» **EXTRAIT DU DOCUMENT**
┌──

Fil rouge de l’édition 2015 du Salon de l’agriculture qui ouvre ses
portes samedi 21 février à Paris, l’adaptation des systèmes agricoles au
changement climatique est un défi d’autant plus pressant que les
impacts du réchauffement de la planète mettent à mal les efforts
déployés dans la lutte contre la faim.
Jusqu’alors grande oubliée des
négociations sur le climat, la sécurité alimentaire est sortie de
l’ombre lors la première session préparatoire à la Conférence mondiale
sur le climat qui se tiendra en décembre à Paris (COP 21). Le texte de
86 pages issu de la semaine de discussions achevée à Genève (Suisse) le
13 février – il servira de base aux négociations climatiques destinées à
contenir le réchauffement à 2 °C – reconnaît la nécessité d’« assurer
la résilience des populations les plus vulnérables, les moyens de
subsistance et la sécurité alimentaire dans les pays en développement ». Le sujet a même été inscrit dans le préambule du texte.
Tout en se félicitant de cette avancée, les organisations non gouvernementales (ONG) savent qu’il va falloir « se battre »
d’ici à décembre pour que cette question demeure dans l’accord final
qui sera signé à Paris. La tentation sera grande, en effet, de la
retirer pour les pays du Nord, beaucoup considérant que la sécurité
alimentaire relève du développement et de la lutte contre la pauvreté.
Pour bien des pays du Sud, elle est pourtant indissociable de la
problématique du dérèglement climatique.

└──

» **TRAVAIL DEMANDÉ**
- 1) Relevez tous les noms propres de lieux géographiques (villes et pays) cités dans l'extrait.
- 2) Recopiez tout le passage de l'extrait allant de « Fil rouge de » jusqu'à « contre la faim. ».
Les enregistrements ne sont d'aucune utilité pour ce travail.

» **MATÉRIEL PRÉSENTÉ**
┌──

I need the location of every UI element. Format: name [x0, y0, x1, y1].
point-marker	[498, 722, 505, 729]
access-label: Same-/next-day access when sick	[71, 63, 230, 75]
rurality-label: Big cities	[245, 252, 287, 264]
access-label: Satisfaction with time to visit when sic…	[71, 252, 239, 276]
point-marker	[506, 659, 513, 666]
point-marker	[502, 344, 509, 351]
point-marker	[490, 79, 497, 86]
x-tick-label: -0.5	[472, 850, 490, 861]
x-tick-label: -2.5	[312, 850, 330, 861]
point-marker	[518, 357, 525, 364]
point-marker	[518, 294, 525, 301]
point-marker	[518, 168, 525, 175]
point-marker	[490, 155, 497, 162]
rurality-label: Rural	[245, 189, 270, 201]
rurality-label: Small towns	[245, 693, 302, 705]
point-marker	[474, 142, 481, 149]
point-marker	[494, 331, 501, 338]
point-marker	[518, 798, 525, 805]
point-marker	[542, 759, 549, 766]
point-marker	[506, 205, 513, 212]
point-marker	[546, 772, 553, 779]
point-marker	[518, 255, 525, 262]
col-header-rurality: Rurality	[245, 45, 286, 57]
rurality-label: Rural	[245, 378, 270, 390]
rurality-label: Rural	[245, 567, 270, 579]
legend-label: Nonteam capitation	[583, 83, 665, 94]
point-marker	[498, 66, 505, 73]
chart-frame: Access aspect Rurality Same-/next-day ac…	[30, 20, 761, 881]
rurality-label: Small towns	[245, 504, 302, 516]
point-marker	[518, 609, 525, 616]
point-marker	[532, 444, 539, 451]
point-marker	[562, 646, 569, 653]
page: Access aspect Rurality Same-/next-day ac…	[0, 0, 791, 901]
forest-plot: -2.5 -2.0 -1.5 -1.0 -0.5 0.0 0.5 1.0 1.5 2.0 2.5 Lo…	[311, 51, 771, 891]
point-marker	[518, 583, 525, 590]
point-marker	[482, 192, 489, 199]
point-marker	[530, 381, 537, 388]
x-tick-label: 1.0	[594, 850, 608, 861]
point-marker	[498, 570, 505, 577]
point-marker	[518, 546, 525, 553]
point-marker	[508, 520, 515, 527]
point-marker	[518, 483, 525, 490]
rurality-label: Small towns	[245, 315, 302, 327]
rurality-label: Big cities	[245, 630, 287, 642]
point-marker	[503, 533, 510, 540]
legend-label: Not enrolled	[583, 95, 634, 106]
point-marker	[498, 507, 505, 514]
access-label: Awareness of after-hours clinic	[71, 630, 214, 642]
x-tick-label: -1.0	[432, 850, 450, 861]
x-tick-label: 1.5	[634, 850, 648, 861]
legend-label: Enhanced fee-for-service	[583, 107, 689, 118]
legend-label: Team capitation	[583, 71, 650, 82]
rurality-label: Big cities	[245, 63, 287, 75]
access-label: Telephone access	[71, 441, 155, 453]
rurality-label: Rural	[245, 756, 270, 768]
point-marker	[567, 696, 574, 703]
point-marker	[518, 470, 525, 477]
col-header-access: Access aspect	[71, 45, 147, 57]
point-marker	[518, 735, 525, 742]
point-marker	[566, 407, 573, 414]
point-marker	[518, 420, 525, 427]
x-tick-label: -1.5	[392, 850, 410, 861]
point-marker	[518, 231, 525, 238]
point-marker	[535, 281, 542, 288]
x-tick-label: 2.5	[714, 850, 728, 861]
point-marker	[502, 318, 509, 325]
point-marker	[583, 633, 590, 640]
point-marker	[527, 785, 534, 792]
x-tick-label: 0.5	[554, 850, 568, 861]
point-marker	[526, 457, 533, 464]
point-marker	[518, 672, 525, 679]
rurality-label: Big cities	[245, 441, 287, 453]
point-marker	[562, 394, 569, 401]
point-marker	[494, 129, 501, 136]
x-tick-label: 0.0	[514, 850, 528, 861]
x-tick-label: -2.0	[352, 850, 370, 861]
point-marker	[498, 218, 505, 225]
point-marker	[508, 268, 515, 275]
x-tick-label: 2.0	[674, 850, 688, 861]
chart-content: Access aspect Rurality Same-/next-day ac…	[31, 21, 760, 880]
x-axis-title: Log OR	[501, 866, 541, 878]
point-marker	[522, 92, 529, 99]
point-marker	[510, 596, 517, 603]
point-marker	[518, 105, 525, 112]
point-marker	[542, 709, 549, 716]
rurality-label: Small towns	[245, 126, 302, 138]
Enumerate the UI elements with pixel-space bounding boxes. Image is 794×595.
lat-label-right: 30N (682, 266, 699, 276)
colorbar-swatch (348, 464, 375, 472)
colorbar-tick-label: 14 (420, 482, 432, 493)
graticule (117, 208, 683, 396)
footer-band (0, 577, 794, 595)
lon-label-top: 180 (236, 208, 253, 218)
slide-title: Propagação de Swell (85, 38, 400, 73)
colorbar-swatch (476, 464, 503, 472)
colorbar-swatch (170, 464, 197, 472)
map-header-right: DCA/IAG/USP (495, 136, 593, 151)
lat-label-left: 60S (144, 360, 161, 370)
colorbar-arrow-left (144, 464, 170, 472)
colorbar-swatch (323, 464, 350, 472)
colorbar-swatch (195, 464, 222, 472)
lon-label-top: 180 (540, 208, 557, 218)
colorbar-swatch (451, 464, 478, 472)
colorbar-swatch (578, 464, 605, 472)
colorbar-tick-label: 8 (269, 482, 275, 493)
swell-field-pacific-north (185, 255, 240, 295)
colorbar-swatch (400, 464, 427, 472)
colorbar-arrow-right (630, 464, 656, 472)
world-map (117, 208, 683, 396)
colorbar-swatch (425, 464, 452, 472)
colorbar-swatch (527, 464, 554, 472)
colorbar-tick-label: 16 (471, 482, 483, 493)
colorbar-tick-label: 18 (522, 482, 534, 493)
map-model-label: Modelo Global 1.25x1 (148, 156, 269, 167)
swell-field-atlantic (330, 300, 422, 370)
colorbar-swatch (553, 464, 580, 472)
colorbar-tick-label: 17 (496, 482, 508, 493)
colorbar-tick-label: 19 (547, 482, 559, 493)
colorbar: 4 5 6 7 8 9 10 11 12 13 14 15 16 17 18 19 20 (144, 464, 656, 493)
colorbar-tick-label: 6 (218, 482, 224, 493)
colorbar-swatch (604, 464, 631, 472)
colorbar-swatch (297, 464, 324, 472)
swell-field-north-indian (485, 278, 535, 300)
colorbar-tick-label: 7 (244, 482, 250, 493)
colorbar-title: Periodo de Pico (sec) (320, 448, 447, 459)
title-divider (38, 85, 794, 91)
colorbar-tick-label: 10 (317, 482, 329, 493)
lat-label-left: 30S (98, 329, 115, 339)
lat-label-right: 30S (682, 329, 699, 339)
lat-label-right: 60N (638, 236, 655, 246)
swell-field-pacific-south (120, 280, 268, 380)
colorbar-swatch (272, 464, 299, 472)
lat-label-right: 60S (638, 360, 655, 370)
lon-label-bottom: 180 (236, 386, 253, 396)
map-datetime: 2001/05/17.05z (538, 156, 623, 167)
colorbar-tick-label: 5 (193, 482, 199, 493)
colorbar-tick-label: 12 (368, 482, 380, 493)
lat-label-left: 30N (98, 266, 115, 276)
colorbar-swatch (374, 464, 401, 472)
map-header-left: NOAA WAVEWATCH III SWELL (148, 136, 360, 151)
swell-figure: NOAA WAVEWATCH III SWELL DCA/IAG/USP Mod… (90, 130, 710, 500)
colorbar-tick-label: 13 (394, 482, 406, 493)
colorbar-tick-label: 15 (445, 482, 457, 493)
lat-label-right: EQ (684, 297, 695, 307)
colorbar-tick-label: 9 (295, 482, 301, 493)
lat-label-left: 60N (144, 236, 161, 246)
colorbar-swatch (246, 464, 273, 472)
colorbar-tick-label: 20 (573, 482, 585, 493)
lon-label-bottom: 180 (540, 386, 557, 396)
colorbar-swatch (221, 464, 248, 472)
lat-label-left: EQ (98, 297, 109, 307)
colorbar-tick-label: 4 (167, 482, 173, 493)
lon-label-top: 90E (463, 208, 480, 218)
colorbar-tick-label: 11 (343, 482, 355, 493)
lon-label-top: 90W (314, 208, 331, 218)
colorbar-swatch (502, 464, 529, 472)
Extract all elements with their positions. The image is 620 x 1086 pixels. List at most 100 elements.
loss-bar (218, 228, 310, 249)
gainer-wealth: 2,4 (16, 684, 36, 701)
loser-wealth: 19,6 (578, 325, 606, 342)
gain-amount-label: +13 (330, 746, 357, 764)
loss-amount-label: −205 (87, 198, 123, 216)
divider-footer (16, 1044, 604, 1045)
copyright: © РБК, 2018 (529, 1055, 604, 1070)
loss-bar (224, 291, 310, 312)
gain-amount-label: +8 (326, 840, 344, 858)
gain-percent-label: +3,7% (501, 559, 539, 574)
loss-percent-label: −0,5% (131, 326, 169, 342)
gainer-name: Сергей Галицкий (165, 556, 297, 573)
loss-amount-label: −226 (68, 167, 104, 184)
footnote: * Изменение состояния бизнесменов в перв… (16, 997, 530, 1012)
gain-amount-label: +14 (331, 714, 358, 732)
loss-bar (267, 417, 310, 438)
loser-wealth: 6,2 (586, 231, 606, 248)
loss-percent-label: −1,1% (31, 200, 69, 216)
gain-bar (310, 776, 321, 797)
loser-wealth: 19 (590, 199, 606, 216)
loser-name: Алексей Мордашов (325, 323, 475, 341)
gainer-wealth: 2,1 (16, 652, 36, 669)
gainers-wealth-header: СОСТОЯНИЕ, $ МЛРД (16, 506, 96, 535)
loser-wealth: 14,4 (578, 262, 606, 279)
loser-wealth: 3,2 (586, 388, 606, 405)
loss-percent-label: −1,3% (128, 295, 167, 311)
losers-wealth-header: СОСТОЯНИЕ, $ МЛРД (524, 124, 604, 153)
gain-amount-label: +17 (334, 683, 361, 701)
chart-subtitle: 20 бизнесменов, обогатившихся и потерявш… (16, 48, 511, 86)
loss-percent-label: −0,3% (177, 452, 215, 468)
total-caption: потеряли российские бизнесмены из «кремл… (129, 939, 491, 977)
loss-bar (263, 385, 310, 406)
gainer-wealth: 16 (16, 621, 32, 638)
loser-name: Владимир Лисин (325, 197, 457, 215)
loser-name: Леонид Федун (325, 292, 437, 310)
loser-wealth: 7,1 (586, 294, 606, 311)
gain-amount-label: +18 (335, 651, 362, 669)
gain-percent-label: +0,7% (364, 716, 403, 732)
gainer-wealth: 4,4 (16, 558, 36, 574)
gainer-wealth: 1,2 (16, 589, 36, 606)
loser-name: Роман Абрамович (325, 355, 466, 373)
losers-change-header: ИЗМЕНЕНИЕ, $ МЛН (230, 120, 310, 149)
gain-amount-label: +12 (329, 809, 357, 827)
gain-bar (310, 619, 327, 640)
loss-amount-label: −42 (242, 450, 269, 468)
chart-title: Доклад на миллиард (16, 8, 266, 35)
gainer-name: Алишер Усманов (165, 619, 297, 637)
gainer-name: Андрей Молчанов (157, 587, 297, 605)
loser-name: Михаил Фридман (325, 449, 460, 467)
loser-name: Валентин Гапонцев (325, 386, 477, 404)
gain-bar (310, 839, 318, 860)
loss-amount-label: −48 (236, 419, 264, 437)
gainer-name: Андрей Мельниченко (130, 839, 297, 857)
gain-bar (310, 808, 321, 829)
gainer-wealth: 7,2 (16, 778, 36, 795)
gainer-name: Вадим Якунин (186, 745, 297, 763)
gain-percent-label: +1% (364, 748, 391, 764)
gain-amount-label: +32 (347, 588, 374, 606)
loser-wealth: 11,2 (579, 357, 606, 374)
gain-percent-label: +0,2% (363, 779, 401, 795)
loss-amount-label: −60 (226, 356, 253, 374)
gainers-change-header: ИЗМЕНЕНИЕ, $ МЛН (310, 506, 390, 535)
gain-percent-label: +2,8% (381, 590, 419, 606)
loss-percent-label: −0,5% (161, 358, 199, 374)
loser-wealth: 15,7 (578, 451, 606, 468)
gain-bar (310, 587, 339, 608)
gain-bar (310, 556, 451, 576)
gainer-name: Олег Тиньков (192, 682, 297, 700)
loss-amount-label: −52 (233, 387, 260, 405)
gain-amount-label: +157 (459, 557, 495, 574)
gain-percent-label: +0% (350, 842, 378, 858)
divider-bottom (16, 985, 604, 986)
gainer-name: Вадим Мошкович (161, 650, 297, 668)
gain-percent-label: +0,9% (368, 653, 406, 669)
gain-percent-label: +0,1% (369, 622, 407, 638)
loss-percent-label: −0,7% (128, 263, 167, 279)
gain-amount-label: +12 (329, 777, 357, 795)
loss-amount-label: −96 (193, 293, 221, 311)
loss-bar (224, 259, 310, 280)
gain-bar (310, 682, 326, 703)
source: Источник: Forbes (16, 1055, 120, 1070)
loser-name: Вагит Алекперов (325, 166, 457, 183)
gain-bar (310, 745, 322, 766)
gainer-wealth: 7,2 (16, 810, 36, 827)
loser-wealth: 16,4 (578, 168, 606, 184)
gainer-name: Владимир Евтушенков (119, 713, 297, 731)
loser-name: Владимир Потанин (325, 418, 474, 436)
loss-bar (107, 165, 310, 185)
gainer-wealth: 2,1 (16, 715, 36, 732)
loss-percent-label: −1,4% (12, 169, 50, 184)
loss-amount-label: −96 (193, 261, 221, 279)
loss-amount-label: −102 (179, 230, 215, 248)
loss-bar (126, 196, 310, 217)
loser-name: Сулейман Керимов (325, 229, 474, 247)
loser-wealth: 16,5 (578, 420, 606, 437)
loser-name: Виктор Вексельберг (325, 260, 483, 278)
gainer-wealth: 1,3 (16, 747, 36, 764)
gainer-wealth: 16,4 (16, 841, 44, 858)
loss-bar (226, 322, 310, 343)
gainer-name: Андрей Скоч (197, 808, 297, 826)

└──

» **RÉPONSES ATTENDUES**
- 1) Paris, Genève, Suisse

- 2)
Fil rouge de l’édition 2015 du Salon de l’agriculture qui ouvre ses
portes samedi 21 février à Paris, l’adaptation des systèmes agricoles au
changement climatique est un défi d’autant plus pressant que les
impacts du réchauffement de la planète mettent à mal les efforts
déployés dans la lutte contre la faim.